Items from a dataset
_ _ _ _ _

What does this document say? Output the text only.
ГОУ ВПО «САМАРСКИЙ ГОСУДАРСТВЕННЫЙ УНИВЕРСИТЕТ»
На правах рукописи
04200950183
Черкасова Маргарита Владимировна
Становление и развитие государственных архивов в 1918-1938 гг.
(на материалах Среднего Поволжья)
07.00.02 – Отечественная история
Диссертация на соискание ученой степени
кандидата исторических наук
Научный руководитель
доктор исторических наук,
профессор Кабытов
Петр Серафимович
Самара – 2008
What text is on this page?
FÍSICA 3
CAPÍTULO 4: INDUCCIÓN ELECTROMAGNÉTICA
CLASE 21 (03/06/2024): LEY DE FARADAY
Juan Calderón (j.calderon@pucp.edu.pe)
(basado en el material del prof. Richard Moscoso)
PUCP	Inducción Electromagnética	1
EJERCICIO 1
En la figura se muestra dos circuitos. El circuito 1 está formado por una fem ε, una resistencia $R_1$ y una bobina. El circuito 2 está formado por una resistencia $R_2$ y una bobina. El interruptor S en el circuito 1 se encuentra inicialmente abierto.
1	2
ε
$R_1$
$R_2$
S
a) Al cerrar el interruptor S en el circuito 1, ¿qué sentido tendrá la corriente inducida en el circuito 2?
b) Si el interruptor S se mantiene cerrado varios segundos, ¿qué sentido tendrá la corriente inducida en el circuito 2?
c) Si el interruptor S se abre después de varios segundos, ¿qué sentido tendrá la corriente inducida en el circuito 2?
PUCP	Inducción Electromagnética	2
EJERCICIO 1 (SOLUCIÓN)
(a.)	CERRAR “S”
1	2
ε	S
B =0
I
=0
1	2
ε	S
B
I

_ _ _ _ _

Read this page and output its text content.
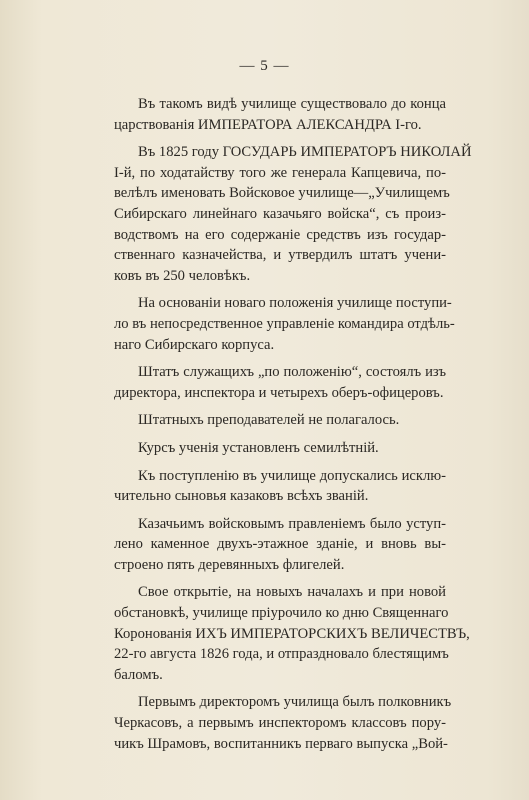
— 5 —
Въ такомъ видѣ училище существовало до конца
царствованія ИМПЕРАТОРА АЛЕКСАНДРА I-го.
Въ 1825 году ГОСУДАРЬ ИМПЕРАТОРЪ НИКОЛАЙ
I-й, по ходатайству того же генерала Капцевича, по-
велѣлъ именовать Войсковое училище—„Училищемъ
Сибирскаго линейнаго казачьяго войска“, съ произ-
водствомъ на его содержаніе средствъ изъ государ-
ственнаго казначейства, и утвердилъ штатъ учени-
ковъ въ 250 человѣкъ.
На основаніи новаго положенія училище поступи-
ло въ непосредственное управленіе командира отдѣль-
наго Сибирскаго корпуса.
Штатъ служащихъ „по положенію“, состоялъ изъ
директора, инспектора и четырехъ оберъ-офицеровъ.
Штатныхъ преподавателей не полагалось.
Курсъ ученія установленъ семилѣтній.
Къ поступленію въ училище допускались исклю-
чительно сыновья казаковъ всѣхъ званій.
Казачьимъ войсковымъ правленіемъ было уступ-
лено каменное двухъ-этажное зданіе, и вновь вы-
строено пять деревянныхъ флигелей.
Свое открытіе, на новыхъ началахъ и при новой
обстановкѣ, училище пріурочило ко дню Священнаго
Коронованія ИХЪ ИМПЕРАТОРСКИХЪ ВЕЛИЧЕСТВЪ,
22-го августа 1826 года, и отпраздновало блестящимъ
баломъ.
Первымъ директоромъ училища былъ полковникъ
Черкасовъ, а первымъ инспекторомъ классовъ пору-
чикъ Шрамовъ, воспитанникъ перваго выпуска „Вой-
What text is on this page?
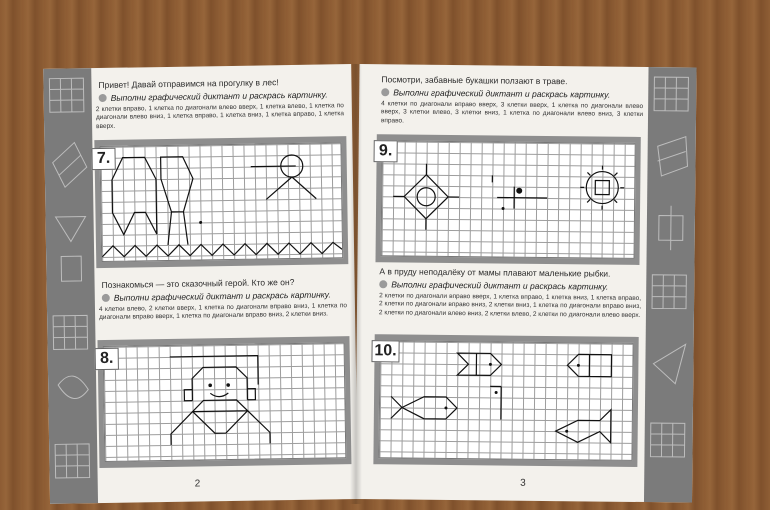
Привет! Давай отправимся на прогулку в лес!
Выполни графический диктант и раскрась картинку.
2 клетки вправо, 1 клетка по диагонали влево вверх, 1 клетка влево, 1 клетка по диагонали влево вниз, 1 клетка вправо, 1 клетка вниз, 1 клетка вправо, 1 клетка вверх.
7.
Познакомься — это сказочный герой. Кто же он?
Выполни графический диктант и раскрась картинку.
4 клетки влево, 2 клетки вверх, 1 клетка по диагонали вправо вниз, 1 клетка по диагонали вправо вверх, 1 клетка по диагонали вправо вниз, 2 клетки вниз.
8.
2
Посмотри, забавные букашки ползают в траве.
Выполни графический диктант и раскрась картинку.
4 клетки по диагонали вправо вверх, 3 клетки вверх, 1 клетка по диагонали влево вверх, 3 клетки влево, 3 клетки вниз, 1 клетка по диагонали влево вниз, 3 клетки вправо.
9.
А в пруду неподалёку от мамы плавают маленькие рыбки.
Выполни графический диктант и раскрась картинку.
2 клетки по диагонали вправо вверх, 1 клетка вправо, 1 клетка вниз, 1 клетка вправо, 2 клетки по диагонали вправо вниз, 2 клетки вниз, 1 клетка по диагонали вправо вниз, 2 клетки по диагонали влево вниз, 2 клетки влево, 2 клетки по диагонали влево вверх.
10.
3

_ _ _ _ _

## What the task asks
How many lines in the records above contain the word "this"? Reply with the number alone.

## Expected output
4